Records from a collection of figures
==*==
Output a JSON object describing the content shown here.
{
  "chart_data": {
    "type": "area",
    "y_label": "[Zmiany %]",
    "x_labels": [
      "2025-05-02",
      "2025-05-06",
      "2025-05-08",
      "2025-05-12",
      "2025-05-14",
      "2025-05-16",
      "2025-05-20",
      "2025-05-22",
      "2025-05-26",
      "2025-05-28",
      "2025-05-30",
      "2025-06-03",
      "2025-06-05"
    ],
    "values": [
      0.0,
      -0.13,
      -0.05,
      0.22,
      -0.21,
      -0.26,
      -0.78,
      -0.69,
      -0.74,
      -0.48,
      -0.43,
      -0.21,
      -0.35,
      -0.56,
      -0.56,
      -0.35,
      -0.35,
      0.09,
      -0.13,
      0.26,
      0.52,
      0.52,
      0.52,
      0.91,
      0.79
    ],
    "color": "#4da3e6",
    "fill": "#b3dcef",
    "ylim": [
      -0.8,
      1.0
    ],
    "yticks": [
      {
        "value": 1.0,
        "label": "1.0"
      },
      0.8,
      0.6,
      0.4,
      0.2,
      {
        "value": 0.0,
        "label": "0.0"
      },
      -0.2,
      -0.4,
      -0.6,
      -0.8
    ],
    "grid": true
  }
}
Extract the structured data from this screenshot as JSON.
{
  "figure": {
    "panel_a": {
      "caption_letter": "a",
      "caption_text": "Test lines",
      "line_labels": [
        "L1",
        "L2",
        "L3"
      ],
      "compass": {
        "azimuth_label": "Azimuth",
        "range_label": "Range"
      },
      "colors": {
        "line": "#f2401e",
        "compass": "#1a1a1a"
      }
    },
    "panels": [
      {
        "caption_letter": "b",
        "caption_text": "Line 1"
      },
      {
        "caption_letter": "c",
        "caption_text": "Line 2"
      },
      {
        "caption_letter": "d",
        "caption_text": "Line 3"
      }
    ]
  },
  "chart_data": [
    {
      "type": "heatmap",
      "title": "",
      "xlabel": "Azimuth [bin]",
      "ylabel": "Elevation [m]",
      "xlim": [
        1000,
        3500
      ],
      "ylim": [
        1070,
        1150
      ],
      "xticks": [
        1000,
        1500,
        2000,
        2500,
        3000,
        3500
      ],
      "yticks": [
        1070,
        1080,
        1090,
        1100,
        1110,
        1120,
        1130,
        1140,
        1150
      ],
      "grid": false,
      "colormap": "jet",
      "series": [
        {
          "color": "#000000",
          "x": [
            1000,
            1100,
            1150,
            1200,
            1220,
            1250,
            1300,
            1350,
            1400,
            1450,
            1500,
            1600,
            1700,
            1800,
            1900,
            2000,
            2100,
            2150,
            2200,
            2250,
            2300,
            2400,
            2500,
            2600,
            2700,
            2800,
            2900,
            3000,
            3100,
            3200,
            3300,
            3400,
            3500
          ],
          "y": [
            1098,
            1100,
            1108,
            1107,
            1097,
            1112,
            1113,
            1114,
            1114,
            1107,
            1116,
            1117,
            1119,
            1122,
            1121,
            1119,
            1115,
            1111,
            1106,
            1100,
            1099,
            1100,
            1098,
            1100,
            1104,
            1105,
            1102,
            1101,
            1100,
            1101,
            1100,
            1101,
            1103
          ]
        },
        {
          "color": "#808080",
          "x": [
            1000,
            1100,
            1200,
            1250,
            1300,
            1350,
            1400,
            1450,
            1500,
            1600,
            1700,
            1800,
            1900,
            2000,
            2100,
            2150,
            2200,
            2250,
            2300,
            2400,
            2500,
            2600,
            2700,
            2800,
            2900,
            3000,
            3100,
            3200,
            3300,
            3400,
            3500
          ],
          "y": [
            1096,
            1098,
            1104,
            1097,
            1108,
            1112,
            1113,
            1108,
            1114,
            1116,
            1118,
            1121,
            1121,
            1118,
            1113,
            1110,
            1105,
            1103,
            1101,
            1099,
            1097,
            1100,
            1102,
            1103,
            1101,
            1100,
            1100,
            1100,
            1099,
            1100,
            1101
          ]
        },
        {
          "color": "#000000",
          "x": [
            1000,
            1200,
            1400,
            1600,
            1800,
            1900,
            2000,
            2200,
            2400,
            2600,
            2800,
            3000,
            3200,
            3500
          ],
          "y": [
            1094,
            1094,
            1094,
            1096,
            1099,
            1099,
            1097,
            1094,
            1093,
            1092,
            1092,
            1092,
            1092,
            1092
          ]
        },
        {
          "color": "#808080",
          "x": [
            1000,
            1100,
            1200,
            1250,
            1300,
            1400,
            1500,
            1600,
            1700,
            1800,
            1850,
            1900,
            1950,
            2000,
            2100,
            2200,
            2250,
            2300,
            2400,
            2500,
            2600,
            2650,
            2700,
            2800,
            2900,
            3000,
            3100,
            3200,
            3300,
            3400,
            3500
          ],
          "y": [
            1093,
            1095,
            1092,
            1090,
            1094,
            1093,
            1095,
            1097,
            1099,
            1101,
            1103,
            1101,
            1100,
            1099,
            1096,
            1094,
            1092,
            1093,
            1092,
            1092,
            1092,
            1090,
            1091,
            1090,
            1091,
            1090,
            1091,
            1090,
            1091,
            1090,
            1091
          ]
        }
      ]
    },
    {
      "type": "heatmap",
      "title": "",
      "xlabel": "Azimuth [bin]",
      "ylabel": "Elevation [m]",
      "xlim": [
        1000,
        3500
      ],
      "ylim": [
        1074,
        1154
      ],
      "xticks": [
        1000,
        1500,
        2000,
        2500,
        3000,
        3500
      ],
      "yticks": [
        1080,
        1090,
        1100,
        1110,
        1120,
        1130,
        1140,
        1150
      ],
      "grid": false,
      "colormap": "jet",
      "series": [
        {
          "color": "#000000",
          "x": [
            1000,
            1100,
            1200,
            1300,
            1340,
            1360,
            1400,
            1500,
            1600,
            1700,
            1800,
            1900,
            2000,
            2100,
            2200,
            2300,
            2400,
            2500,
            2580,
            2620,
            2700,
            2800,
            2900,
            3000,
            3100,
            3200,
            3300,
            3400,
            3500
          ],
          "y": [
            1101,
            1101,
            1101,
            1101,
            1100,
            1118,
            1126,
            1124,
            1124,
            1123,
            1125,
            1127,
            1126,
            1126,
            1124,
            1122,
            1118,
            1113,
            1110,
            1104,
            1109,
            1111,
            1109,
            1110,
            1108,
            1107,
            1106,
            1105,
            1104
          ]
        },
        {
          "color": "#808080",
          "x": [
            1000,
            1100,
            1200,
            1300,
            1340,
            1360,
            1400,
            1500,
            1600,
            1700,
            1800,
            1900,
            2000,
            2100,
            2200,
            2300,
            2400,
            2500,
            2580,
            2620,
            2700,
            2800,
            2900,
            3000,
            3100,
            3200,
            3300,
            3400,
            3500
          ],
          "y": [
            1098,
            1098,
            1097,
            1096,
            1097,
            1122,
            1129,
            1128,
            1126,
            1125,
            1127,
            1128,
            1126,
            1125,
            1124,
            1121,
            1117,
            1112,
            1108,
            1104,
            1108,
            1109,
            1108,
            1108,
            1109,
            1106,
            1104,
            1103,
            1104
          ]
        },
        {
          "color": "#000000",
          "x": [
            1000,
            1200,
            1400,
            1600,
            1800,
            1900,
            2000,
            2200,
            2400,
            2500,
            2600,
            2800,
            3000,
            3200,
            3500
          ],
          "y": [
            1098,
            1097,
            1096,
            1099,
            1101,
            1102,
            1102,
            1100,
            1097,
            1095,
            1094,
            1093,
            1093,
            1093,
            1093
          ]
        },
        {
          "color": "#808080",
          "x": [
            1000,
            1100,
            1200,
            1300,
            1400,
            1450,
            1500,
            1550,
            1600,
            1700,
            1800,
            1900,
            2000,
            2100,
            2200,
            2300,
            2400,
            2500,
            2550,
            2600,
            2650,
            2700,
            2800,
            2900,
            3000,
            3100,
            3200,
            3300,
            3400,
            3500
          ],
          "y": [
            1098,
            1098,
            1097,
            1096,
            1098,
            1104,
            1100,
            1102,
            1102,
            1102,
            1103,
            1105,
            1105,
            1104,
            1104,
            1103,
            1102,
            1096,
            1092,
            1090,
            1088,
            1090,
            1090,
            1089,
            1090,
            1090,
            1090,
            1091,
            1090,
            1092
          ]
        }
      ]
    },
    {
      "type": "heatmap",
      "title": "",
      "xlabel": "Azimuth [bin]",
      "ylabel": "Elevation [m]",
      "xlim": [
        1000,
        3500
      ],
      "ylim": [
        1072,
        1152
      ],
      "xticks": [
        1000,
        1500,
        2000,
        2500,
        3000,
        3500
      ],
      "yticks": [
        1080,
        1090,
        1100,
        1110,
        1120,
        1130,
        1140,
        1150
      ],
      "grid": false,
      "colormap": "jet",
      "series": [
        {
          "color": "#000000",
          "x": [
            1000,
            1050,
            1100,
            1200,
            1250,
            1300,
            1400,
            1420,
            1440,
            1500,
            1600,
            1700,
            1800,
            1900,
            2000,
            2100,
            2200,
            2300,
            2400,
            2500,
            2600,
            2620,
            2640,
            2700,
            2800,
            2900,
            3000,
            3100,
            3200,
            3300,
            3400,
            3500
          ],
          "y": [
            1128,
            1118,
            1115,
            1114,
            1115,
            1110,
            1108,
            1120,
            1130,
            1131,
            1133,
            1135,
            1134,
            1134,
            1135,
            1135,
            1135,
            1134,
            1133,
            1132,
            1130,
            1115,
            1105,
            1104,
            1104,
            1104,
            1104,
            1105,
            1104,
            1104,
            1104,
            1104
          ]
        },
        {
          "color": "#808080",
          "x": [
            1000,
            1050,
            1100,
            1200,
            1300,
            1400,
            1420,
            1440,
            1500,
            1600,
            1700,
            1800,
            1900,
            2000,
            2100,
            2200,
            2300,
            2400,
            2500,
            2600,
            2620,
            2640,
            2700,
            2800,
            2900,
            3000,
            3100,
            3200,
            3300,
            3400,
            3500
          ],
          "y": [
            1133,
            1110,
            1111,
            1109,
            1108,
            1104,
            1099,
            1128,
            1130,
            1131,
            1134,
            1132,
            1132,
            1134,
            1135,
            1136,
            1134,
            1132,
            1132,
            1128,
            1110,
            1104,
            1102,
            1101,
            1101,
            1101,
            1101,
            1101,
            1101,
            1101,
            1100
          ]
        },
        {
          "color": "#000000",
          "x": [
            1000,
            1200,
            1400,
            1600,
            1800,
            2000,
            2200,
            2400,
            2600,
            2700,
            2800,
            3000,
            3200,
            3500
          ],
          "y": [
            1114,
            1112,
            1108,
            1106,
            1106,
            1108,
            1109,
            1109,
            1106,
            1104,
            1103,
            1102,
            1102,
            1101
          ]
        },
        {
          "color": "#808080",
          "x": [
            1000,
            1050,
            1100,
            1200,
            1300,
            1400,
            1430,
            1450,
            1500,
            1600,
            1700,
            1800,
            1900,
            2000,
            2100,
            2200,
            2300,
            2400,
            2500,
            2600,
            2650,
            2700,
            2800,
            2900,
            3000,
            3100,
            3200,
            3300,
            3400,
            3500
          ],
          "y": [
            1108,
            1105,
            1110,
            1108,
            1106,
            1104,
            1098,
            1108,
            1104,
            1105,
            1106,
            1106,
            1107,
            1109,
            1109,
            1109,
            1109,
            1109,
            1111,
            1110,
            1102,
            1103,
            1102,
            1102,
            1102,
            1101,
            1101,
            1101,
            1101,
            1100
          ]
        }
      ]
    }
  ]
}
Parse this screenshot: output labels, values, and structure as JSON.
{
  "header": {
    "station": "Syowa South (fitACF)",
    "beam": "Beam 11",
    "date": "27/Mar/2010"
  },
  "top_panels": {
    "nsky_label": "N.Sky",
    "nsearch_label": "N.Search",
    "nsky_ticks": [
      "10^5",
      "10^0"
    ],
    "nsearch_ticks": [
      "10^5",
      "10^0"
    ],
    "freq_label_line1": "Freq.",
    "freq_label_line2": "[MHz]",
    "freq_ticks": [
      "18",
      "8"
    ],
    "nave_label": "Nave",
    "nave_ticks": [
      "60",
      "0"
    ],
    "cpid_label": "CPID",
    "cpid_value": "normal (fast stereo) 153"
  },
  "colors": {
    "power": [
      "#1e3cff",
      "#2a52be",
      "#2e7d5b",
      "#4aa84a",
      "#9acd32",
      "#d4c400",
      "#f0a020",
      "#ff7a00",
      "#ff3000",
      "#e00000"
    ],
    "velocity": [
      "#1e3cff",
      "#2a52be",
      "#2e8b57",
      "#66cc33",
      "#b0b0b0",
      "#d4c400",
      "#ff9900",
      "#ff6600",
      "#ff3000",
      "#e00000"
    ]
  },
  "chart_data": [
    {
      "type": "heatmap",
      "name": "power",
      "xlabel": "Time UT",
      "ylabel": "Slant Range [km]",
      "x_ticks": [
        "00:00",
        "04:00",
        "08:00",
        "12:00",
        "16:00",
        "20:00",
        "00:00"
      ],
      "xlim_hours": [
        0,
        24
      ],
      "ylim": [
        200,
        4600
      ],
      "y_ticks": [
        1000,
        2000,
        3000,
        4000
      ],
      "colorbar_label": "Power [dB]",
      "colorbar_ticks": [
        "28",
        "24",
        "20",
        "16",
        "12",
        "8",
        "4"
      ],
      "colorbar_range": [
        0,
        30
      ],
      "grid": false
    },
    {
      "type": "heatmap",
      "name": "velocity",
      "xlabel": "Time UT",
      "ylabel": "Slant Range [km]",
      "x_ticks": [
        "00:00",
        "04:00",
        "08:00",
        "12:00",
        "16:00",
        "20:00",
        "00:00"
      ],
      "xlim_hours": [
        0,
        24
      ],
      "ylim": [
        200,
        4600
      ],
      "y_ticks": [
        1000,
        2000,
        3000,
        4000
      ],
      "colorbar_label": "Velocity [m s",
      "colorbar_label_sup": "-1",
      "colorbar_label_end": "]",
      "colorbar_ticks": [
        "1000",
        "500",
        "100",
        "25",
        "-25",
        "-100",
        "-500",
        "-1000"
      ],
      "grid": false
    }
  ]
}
==*==
Gather all lines from the records above in which "this" appears.

§ **EXERCISE RESPONSE**:
Extract the structured data from this screenshot as JSON.
Parse this screenshot: output labels, values, and structure as JSON.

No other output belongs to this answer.